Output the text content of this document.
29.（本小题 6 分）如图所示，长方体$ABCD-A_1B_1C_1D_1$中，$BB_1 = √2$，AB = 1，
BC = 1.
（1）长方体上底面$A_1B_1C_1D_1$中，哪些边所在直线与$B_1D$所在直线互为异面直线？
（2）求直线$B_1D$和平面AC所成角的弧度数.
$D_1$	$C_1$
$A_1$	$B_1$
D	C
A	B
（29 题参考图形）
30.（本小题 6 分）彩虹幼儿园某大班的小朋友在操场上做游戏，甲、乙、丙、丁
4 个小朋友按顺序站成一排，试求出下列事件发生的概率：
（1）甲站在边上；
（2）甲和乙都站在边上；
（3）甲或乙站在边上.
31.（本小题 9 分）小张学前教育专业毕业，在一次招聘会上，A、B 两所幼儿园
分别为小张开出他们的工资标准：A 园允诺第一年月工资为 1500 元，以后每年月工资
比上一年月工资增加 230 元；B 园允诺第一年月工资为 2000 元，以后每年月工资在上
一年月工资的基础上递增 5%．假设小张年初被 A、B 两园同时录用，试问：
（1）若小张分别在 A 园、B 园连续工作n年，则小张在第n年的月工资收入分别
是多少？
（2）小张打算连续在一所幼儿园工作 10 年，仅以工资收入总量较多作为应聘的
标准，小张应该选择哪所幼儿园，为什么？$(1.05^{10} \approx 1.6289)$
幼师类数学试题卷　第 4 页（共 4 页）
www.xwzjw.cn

> **Brief**
Track down the lines that include the word "园允诺第一年月工资为" and copy them.

> **Result**
分别为小张开出他们的工资标准：A 园允诺第一年月工资为 1500 元，以后每年月工资
比上一年月工资增加 230 元；B 园允诺第一年月工资为 2000 元，以后每年月工资在上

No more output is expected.